Brief:
Restate the entries word for word, omitting nothing.

Excerpted data:

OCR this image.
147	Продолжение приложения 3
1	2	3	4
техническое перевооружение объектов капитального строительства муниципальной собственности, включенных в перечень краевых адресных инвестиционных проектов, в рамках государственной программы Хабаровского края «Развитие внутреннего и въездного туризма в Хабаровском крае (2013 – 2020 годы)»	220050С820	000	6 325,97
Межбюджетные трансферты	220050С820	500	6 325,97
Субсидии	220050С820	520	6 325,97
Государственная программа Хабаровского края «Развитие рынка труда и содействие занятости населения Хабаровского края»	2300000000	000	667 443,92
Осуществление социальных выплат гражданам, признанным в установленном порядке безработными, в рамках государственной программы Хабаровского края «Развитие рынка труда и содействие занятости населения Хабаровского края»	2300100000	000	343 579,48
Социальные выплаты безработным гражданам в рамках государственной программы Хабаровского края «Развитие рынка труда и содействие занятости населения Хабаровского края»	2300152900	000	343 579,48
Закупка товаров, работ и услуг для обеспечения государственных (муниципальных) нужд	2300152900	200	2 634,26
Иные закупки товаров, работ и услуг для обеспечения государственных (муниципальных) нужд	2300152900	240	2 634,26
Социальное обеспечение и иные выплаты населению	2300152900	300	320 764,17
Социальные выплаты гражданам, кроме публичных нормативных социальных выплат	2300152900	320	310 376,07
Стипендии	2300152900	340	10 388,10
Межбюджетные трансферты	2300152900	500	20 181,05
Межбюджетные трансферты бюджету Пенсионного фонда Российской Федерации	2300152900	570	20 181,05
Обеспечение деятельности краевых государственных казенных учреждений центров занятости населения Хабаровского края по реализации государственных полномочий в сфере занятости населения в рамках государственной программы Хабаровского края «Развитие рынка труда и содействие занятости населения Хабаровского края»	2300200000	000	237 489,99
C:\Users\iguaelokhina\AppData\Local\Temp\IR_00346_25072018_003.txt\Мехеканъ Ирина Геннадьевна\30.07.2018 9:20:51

Answer for this exercise:
OCR this image.
147	Продолжение приложения 3
1	2	3	4
техническое перевооружение объектов капитального строительства муниципальной собственности, включенных в перечень краевых адресных инвестиционных проектов, в рамках государственной программы Хабаровского края «Развитие внутреннего и въездного туризма в Хабаровском крае (2013 – 2020 годы)»	220050С820	000	6 325,97
Межбюджетные трансферты	220050С820	500	6 325,97
Субсидии	220050С820	520	6 325,97
Государственная программа Хабаровского края «Развитие рынка труда и содействие занятости населения Хабаровского края»	2300000000	000	667 443,92
Осуществление социальных выплат гражданам, признанным в установленном порядке безработными, в рамках государственной программы Хабаровского края «Развитие рынка труда и содействие занятости населения Хабаровского края»	2300100000	000	343 579,48
Социальные выплаты безработным гражданам в рамках государственной программы Хабаровского края «Развитие рынка труда и содействие занятости населения Хабаровского края»	2300152900	000	343 579,48
Закупка товаров, работ и услуг для обеспечения государственных (муниципальных) нужд	2300152900	200	2 634,26
Иные закупки товаров, работ и услуг для обеспечения государственных (муниципальных) нужд	2300152900	240	2 634,26
Социальное обеспечение и иные выплаты населению	2300152900	300	320 764,17
Социальные выплаты гражданам, кроме публичных нормативных социальных выплат	2300152900	320	310 376,07
Стипендии	2300152900	340	10 388,10
Межбюджетные трансферты	2300152900	500	20 181,05
Межбюджетные трансферты бюджету Пенсионного фонда Российской Федерации	2300152900	570	20 181,05
Обеспечение деятельности краевых государственных казенных учреждений центров занятости населения Хабаровского края по реализации государственных полномочий в сфере занятости населения в рамках государственной программы Хабаровского края «Развитие рынка труда и содействие занятости населения Хабаровского края»	2300200000	000	237 489,99
C:\Users\iguaelokhina\AppData\Local\Temp\IR_00346_25072018_003.txt\Мехеканъ Ирина Геннадьевна\30.07.2018 9:20:51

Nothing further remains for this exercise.